* **Stated exercise**
Write out every record in full, exactly as written, please.

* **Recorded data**
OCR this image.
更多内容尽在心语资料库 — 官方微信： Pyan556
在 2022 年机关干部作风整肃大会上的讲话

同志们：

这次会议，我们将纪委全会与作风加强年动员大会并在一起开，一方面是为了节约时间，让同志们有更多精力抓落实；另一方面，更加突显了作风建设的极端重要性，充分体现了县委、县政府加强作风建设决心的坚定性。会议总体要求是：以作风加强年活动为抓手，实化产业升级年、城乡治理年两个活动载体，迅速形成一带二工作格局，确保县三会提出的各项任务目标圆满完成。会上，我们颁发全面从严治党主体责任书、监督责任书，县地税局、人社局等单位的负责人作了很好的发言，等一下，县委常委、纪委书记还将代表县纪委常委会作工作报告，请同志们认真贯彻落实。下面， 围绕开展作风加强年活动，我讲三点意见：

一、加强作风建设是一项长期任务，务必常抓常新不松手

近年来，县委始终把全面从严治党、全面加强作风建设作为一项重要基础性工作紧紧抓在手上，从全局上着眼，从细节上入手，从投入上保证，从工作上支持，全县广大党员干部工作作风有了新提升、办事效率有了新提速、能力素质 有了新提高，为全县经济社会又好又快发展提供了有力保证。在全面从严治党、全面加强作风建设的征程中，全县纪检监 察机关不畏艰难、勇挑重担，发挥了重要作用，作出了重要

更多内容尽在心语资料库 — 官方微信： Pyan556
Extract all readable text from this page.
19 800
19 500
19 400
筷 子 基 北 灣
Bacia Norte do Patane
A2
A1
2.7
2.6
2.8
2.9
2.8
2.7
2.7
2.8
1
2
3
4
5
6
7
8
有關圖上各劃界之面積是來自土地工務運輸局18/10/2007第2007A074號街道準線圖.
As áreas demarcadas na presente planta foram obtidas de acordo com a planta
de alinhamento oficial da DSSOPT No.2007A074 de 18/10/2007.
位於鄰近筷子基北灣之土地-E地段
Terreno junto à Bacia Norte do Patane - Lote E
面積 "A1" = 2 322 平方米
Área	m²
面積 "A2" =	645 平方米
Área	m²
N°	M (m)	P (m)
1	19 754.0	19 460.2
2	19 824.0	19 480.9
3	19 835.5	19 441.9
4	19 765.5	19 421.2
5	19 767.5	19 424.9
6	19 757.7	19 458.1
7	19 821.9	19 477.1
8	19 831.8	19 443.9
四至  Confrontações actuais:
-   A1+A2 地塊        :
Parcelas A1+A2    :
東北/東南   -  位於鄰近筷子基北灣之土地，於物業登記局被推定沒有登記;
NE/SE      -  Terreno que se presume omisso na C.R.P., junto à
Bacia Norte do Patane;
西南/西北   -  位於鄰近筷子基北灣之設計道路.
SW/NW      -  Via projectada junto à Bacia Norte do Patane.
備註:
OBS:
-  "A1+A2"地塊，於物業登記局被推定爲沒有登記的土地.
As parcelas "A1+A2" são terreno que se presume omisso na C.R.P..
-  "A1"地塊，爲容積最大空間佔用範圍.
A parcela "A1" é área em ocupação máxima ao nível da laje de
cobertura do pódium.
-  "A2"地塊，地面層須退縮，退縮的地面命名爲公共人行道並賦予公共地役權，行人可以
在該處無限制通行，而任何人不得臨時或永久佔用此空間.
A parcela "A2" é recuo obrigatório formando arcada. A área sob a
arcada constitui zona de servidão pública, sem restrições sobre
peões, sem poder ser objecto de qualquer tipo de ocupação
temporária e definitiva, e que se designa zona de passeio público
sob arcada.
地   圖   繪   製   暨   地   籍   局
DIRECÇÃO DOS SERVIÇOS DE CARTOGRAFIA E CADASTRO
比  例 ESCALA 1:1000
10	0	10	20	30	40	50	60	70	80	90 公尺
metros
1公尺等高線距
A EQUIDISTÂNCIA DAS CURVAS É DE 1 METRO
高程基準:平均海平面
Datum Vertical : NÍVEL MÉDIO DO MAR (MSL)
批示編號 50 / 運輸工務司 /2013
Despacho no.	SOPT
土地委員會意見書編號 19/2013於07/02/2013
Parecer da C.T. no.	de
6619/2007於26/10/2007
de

* **Full output**
OCR this image.
更多内容尽在心语资料库 — 官方微信： Pyan556
在 2022 年机关干部作风整肃大会上的讲话

同志们：

这次会议，我们将纪委全会与作风加强年动员大会并在一起开，一方面是为了节约时间，让同志们有更多精力抓落实；另一方面，更加突显了作风建设的极端重要性，充分体现了县委、县政府加强作风建设决心的坚定性。会议总体要求是：以作风加强年活动为抓手，实化产业升级年、城乡治理年两个活动载体，迅速形成一带二工作格局，确保县三会提出的各项任务目标圆满完成。会上，我们颁发全面从严治党主体责任书、监督责任书，县地税局、人社局等单位的负责人作了很好的发言，等一下，县委常委、纪委书记还将代表县纪委常委会作工作报告，请同志们认真贯彻落实。下面， 围绕开展作风加强年活动，我讲三点意见：

一、加强作风建设是一项长期任务，务必常抓常新不松手

近年来，县委始终把全面从严治党、全面加强作风建设作为一项重要基础性工作紧紧抓在手上，从全局上着眼，从细节上入手，从投入上保证，从工作上支持，全县广大党员干部工作作风有了新提升、办事效率有了新提速、能力素质 有了新提高，为全县经济社会又好又快发展提供了有力保证。在全面从严治党、全面加强作风建设的征程中，全县纪检监 察机关不畏艰难、勇挑重担，发挥了重要作用，作出了重要

更多内容尽在心语资料库 — 官方微信： Pyan556
Extract all readable text from this page.
19 800
19 500
19 400
筷 子 基 北 灣
Bacia Norte do Patane
A2
A1
2.7
2.6
2.8
2.9
2.8
2.7
2.7
2.8
1
2
3
4
5
6
7
8
有關圖上各劃界之面積是來自土地工務運輸局18/10/2007第2007A074號街道準線圖.
As áreas demarcadas na presente planta foram obtidas de acordo com a planta
de alinhamento oficial da DSSOPT No.2007A074 de 18/10/2007.
位於鄰近筷子基北灣之土地-E地段
Terreno junto à Bacia Norte do Patane - Lote E
面積 "A1" = 2 322 平方米
Área	m²
面積 "A2" =	645 平方米
Área	m²
N°	M (m)	P (m)
1	19 754.0	19 460.2
2	19 824.0	19 480.9
3	19 835.5	19 441.9
4	19 765.5	19 421.2
5	19 767.5	19 424.9
6	19 757.7	19 458.1
7	19 821.9	19 477.1
8	19 831.8	19 443.9
四至  Confrontações actuais:
-   A1+A2 地塊        :
Parcelas A1+A2    :
東北/東南   -  位於鄰近筷子基北灣之土地，於物業登記局被推定沒有登記;
NE/SE      -  Terreno que se presume omisso na C.R.P., junto à
Bacia Norte do Patane;
西南/西北   -  位於鄰近筷子基北灣之設計道路.
SW/NW      -  Via projectada junto à Bacia Norte do Patane.
備註:
OBS:
-  "A1+A2"地塊，於物業登記局被推定爲沒有登記的土地.
As parcelas "A1+A2" são terreno que se presume omisso na C.R.P..
-  "A1"地塊，爲容積最大空間佔用範圍.
A parcela "A1" é área em ocupação máxima ao nível da laje de
cobertura do pódium.
-  "A2"地塊，地面層須退縮，退縮的地面命名爲公共人行道並賦予公共地役權，行人可以
在該處無限制通行，而任何人不得臨時或永久佔用此空間.
A parcela "A2" é recuo obrigatório formando arcada. A área sob a
arcada constitui zona de servidão pública, sem restrições sobre
peões, sem poder ser objecto de qualquer tipo de ocupação
temporária e definitiva, e que se designa zona de passeio público
sob arcada.
地   圖   繪   製   暨   地   籍   局
DIRECÇÃO DOS SERVIÇOS DE CARTOGRAFIA E CADASTRO
比  例 ESCALA 1:1000
10	0	10	20	30	40	50	60	70	80	90 公尺
metros
1公尺等高線距
A EQUIDISTÂNCIA DAS CURVAS É DE 1 METRO
高程基準:平均海平面
Datum Vertical : NÍVEL MÉDIO DO MAR (MSL)
批示編號 50 / 運輸工務司 /2013
Despacho no.	SOPT
土地委員會意見書編號 19/2013於07/02/2013
Parecer da C.T. no.	de
6619/2007於26/10/2007
de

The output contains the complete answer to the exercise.